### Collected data
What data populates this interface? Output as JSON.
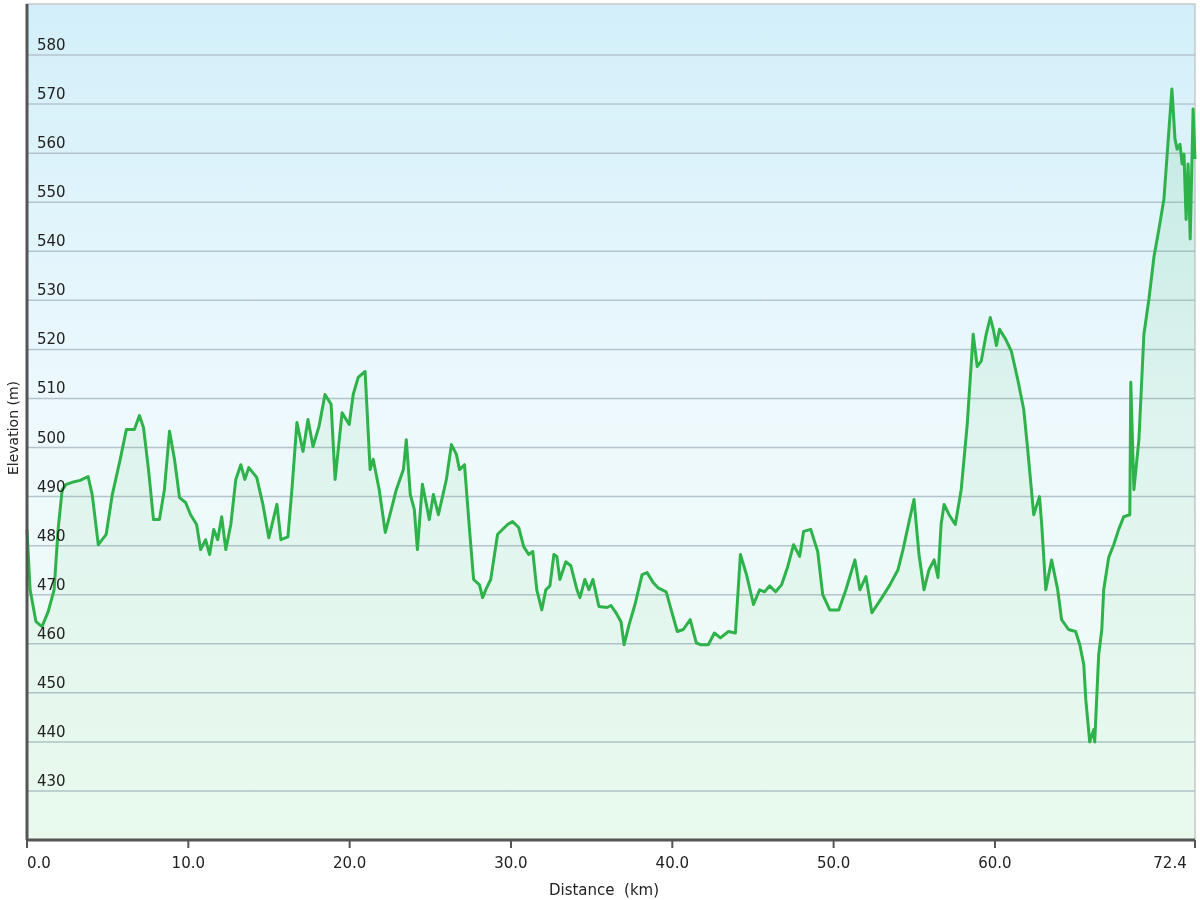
{
  "chart": {
    "chart_data": {
      "type": "area",
      "xlabel": "Distance  (km)",
      "ylabel": "Elevation (m)",
      "xlim": [
        0,
        72.4
      ],
      "ylim": [
        420,
        590.4
      ],
      "xticks": [
        {
          "value": 0,
          "label": "0.0"
        },
        {
          "value": 10,
          "label": "10.0"
        },
        {
          "value": 20,
          "label": "20.0"
        },
        {
          "value": 30,
          "label": "30.0"
        },
        {
          "value": 40,
          "label": "40.0"
        },
        {
          "value": 50,
          "label": "50.0"
        },
        {
          "value": 60,
          "label": "60.0"
        },
        {
          "value": 72.4,
          "label": "72.4"
        }
      ],
      "grid": true,
      "yticks": [
        430,
        440,
        450,
        460,
        470,
        480,
        490,
        500,
        510,
        520,
        530,
        540,
        550,
        560,
        570,
        580
      ],
      "x": [
        0.0,
        0.19,
        0.56,
        0.93,
        1.31,
        1.68,
        1.93,
        2.18,
        2.43,
        2.8,
        3.3,
        3.79,
        4.04,
        4.42,
        4.91,
        5.29,
        5.78,
        6.16,
        6.66,
        6.97,
        7.22,
        7.53,
        7.84,
        8.21,
        8.52,
        8.83,
        9.14,
        9.45,
        9.83,
        10.14,
        10.51,
        10.76,
        11.07,
        11.32,
        11.57,
        11.82,
        12.07,
        12.32,
        12.63,
        12.94,
        13.25,
        13.5,
        13.75,
        14.24,
        14.62,
        14.99,
        15.49,
        15.74,
        16.17,
        16.42,
        16.73,
        17.11,
        17.42,
        17.73,
        18.1,
        18.47,
        18.85,
        19.1,
        19.53,
        19.97,
        20.22,
        20.53,
        20.96,
        21.27,
        21.46,
        21.83,
        22.21,
        22.58,
        22.89,
        23.33,
        23.51,
        23.76,
        24.01,
        24.2,
        24.51,
        24.76,
        24.94,
        25.19,
        25.5,
        26.0,
        26.31,
        26.62,
        26.81,
        27.12,
        27.43,
        27.68,
        28.05,
        28.24,
        28.49,
        28.74,
        29.17,
        29.79,
        30.1,
        30.48,
        30.79,
        31.1,
        31.35,
        31.6,
        31.91,
        32.16,
        32.41,
        32.66,
        32.84,
        33.03,
        33.4,
        33.71,
        34.09,
        34.27,
        34.58,
        34.83,
        35.08,
        35.45,
        35.95,
        36.2,
        36.51,
        36.82,
        37.01,
        37.32,
        37.69,
        38.13,
        38.44,
        38.81,
        39.12,
        39.62,
        39.93,
        40.31,
        40.68,
        41.11,
        41.49,
        41.74,
        42.23,
        42.61,
        42.98,
        43.48,
        43.91,
        44.22,
        44.6,
        45.03,
        45.41,
        45.72,
        46.03,
        46.4,
        46.77,
        47.15,
        47.52,
        47.89,
        48.14,
        48.58,
        49.01,
        49.32,
        49.76,
        50.32,
        50.76,
        51.32,
        51.63,
        52.0,
        52.37,
        52.99,
        53.49,
        53.99,
        54.3,
        54.6,
        54.98,
        55.29,
        55.6,
        55.91,
        56.23,
        56.47,
        56.66,
        56.85,
        57.16,
        57.54,
        57.91,
        58.28,
        58.65,
        58.9,
        59.15,
        59.46,
        59.71,
        59.9,
        60.09,
        60.28,
        60.66,
        61.02,
        61.41,
        61.78,
        62.03,
        62.4,
        62.76,
        62.9,
        63.15,
        63.51,
        63.89,
        64.13,
        64.56,
        65.0,
        65.26,
        65.51,
        65.63,
        65.87,
        66.12,
        66.18,
        66.43,
        66.62,
        66.74,
        67.05,
        67.36,
        67.67,
        67.98,
        68.36,
        68.42,
        68.61,
        68.92,
        69.23,
        69.54,
        69.85,
        70.16,
        70.47,
        70.79,
        70.97,
        71.16,
        71.29,
        71.47,
        71.6,
        71.72,
        71.85,
        71.97,
        72.1,
        72.28,
        72.4
      ],
      "series": [
        {
          "color": "#2eb24a",
          "values": [
            483.3,
            471.0,
            464.5,
            463.5,
            466.5,
            471.0,
            483.3,
            491.4,
            492.5,
            492.9,
            493.3,
            494.1,
            490.4,
            480.2,
            482.3,
            490.4,
            497.6,
            503.7,
            503.7,
            506.5,
            504.1,
            495.5,
            485.3,
            485.3,
            491.4,
            503.3,
            497.6,
            489.8,
            488.8,
            486.3,
            484.3,
            479.2,
            481.2,
            478.2,
            483.3,
            481.2,
            485.9,
            479.2,
            484.3,
            493.5,
            496.5,
            493.5,
            495.9,
            493.9,
            488.4,
            481.6,
            488.4,
            481.2,
            481.8,
            491.4,
            505.1,
            499.2,
            505.7,
            500.2,
            504.3,
            510.8,
            508.8,
            493.5,
            507.1,
            504.7,
            510.8,
            514.3,
            515.5,
            495.5,
            497.6,
            491.4,
            482.7,
            487.4,
            491.4,
            495.5,
            501.6,
            490.4,
            487.4,
            479.2,
            492.5,
            488.4,
            485.3,
            490.4,
            486.3,
            493.5,
            500.6,
            498.6,
            495.5,
            496.5,
            483.3,
            473.1,
            472.0,
            469.4,
            471.4,
            473.1,
            482.3,
            484.3,
            484.9,
            483.7,
            479.8,
            478.2,
            478.8,
            471.0,
            466.9,
            471.0,
            471.8,
            478.2,
            477.8,
            473.1,
            476.7,
            475.9,
            471.0,
            469.4,
            473.1,
            471.0,
            473.1,
            467.6,
            467.4,
            467.8,
            466.3,
            464.5,
            459.8,
            463.9,
            468.0,
            474.1,
            474.5,
            472.5,
            471.4,
            470.6,
            466.9,
            462.5,
            462.9,
            464.9,
            460.2,
            459.8,
            459.8,
            462.2,
            461.2,
            462.5,
            462.2,
            478.2,
            474.1,
            468.0,
            471.0,
            470.6,
            471.8,
            470.6,
            472.0,
            475.7,
            480.2,
            477.8,
            482.9,
            483.3,
            478.8,
            470.0,
            466.9,
            466.9,
            471.0,
            477.1,
            471.0,
            473.7,
            466.3,
            469.4,
            472.0,
            475.1,
            479.2,
            483.7,
            489.4,
            478.2,
            471.0,
            475.1,
            477.1,
            473.5,
            484.3,
            488.4,
            486.3,
            484.3,
            491.4,
            504.7,
            523.1,
            516.5,
            517.6,
            523.1,
            526.5,
            524.1,
            520.8,
            524.1,
            522.1,
            519.6,
            513.9,
            507.8,
            499.6,
            486.3,
            490.0,
            484.3,
            471.0,
            477.1,
            471.0,
            464.9,
            462.9,
            462.5,
            459.8,
            455.7,
            448.6,
            440.0,
            442.5,
            440.0,
            457.8,
            462.9,
            471.0,
            477.6,
            480.2,
            483.3,
            485.9,
            486.3,
            513.3,
            491.4,
            501.6,
            523.1,
            530.2,
            538.8,
            544.5,
            550.6,
            564.9,
            573.1,
            562.9,
            560.8,
            561.8,
            557.8,
            559.8,
            546.5,
            557.8,
            542.5,
            569.0,
            558.8
          ]
        }
      ]
    }
  }
}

### Instructions for the task
Without including any pictures, reproduce the listing exactly.

### Final result
What data populates this interface? Output as JSON.
{
  "chart": {
    "chart_data": {
      "type": "area",
      "xlabel": "Distance  (km)",
      "ylabel": "Elevation (m)",
      "xlim": [
        0,
        72.4
      ],
      "ylim": [
        420,
        590.4
      ],
      "xticks": [
        {
          "value": 0,
          "label": "0.0"
        },
        {
          "value": 10,
          "label": "10.0"
        },
        {
          "value": 20,
          "label": "20.0"
        },
        {
          "value": 30,
          "label": "30.0"
        },
        {
          "value": 40,
          "label": "40.0"
        },
        {
          "value": 50,
          "label": "50.0"
        },
        {
          "value": 60,
          "label": "60.0"
        },
        {
          "value": 72.4,
          "label": "72.4"
        }
      ],
      "grid": true,
      "yticks": [
        430,
        440,
        450,
        460,
        470,
        480,
        490,
        500,
        510,
        520,
        530,
        540,
        550,
        560,
        570,
        580
      ],
      "x": [
        0.0,
        0.19,
        0.56,
        0.93,
        1.31,
        1.68,
        1.93,
        2.18,
        2.43,
        2.8,
        3.3,
        3.79,
        4.04,
        4.42,
        4.91,
        5.29,
        5.78,
        6.16,
        6.66,
        6.97,
        7.22,
        7.53,
        7.84,
        8.21,
        8.52,
        8.83,
        9.14,
        9.45,
        9.83,
        10.14,
        10.51,
        10.76,
        11.07,
        11.32,
        11.57,
        11.82,
        12.07,
        12.32,
        12.63,
        12.94,
        13.25,
        13.5,
        13.75,
        14.24,
        14.62,
        14.99,
        15.49,
        15.74,
        16.17,
        16.42,
        16.73,
        17.11,
        17.42,
        17.73,
        18.1,
        18.47,
        18.85,
        19.1,
        19.53,
        19.97,
        20.22,
        20.53,
        20.96,
        21.27,
        21.46,
        21.83,
        22.21,
        22.58,
        22.89,
        23.33,
        23.51,
        23.76,
        24.01,
        24.2,
        24.51,
        24.76,
        24.94,
        25.19,
        25.5,
        26.0,
        26.31,
        26.62,
        26.81,
        27.12,
        27.43,
        27.68,
        28.05,
        28.24,
        28.49,
        28.74,
        29.17,
        29.79,
        30.1,
        30.48,
        30.79,
        31.1,
        31.35,
        31.6,
        31.91,
        32.16,
        32.41,
        32.66,
        32.84,
        33.03,
        33.4,
        33.71,
        34.09,
        34.27,
        34.58,
        34.83,
        35.08,
        35.45,
        35.95,
        36.2,
        36.51,
        36.82,
        37.01,
        37.32,
        37.69,
        38.13,
        38.44,
        38.81,
        39.12,
        39.62,
        39.93,
        40.31,
        40.68,
        41.11,
        41.49,
        41.74,
        42.23,
        42.61,
        42.98,
        43.48,
        43.91,
        44.22,
        44.6,
        45.03,
        45.41,
        45.72,
        46.03,
        46.4,
        46.77,
        47.15,
        47.52,
        47.89,
        48.14,
        48.58,
        49.01,
        49.32,
        49.76,
        50.32,
        50.76,
        51.32,
        51.63,
        52.0,
        52.37,
        52.99,
        53.49,
        53.99,
        54.3,
        54.6,
        54.98,
        55.29,
        55.6,
        55.91,
        56.23,
        56.47,
        56.66,
        56.85,
        57.16,
        57.54,
        57.91,
        58.28,
        58.65,
        58.9,
        59.15,
        59.46,
        59.71,
        59.9,
        60.09,
        60.28,
        60.66,
        61.02,
        61.41,
        61.78,
        62.03,
        62.4,
        62.76,
        62.9,
        63.15,
        63.51,
        63.89,
        64.13,
        64.56,
        65.0,
        65.26,
        65.51,
        65.63,
        65.87,
        66.12,
        66.18,
        66.43,
        66.62,
        66.74,
        67.05,
        67.36,
        67.67,
        67.98,
        68.36,
        68.42,
        68.61,
        68.92,
        69.23,
        69.54,
        69.85,
        70.16,
        70.47,
        70.79,
        70.97,
        71.16,
        71.29,
        71.47,
        71.6,
        71.72,
        71.85,
        71.97,
        72.1,
        72.28,
        72.4
      ],
      "series": [
        {
          "color": "#2eb24a",
          "values": [
            483.3,
            471.0,
            464.5,
            463.5,
            466.5,
            471.0,
            483.3,
            491.4,
            492.5,
            492.9,
            493.3,
            494.1,
            490.4,
            480.2,
            482.3,
            490.4,
            497.6,
            503.7,
            503.7,
            506.5,
            504.1,
            495.5,
            485.3,
            485.3,
            491.4,
            503.3,
            497.6,
            489.8,
            488.8,
            486.3,
            484.3,
            479.2,
            481.2,
            478.2,
            483.3,
            481.2,
            485.9,
            479.2,
            484.3,
            493.5,
            496.5,
            493.5,
            495.9,
            493.9,
            488.4,
            481.6,
            488.4,
            481.2,
            481.8,
            491.4,
            505.1,
            499.2,
            505.7,
            500.2,
            504.3,
            510.8,
            508.8,
            493.5,
            507.1,
            504.7,
            510.8,
            514.3,
            515.5,
            495.5,
            497.6,
            491.4,
            482.7,
            487.4,
            491.4,
            495.5,
            501.6,
            490.4,
            487.4,
            479.2,
            492.5,
            488.4,
            485.3,
            490.4,
            486.3,
            493.5,
            500.6,
            498.6,
            495.5,
            496.5,
            483.3,
            473.1,
            472.0,
            469.4,
            471.4,
            473.1,
            482.3,
            484.3,
            484.9,
            483.7,
            479.8,
            478.2,
            478.8,
            471.0,
            466.9,
            471.0,
            471.8,
            478.2,
            477.8,
            473.1,
            476.7,
            475.9,
            471.0,
            469.4,
            473.1,
            471.0,
            473.1,
            467.6,
            467.4,
            467.8,
            466.3,
            464.5,
            459.8,
            463.9,
            468.0,
            474.1,
            474.5,
            472.5,
            471.4,
            470.6,
            466.9,
            462.5,
            462.9,
            464.9,
            460.2,
            459.8,
            459.8,
            462.2,
            461.2,
            462.5,
            462.2,
            478.2,
            474.1,
            468.0,
            471.0,
            470.6,
            471.8,
            470.6,
            472.0,
            475.7,
            480.2,
            477.8,
            482.9,
            483.3,
            478.8,
            470.0,
            466.9,
            466.9,
            471.0,
            477.1,
            471.0,
            473.7,
            466.3,
            469.4,
            472.0,
            475.1,
            479.2,
            483.7,
            489.4,
            478.2,
            471.0,
            475.1,
            477.1,
            473.5,
            484.3,
            488.4,
            486.3,
            484.3,
            491.4,
            504.7,
            523.1,
            516.5,
            517.6,
            523.1,
            526.5,
            524.1,
            520.8,
            524.1,
            522.1,
            519.6,
            513.9,
            507.8,
            499.6,
            486.3,
            490.0,
            484.3,
            471.0,
            477.1,
            471.0,
            464.9,
            462.9,
            462.5,
            459.8,
            455.7,
            448.6,
            440.0,
            442.5,
            440.0,
            457.8,
            462.9,
            471.0,
            477.6,
            480.2,
            483.3,
            485.9,
            486.3,
            513.3,
            491.4,
            501.6,
            523.1,
            530.2,
            538.8,
            544.5,
            550.6,
            564.9,
            573.1,
            562.9,
            560.8,
            561.8,
            557.8,
            559.8,
            546.5,
            557.8,
            542.5,
            569.0,
            558.8
          ]
        }
      ]
    }
  }
}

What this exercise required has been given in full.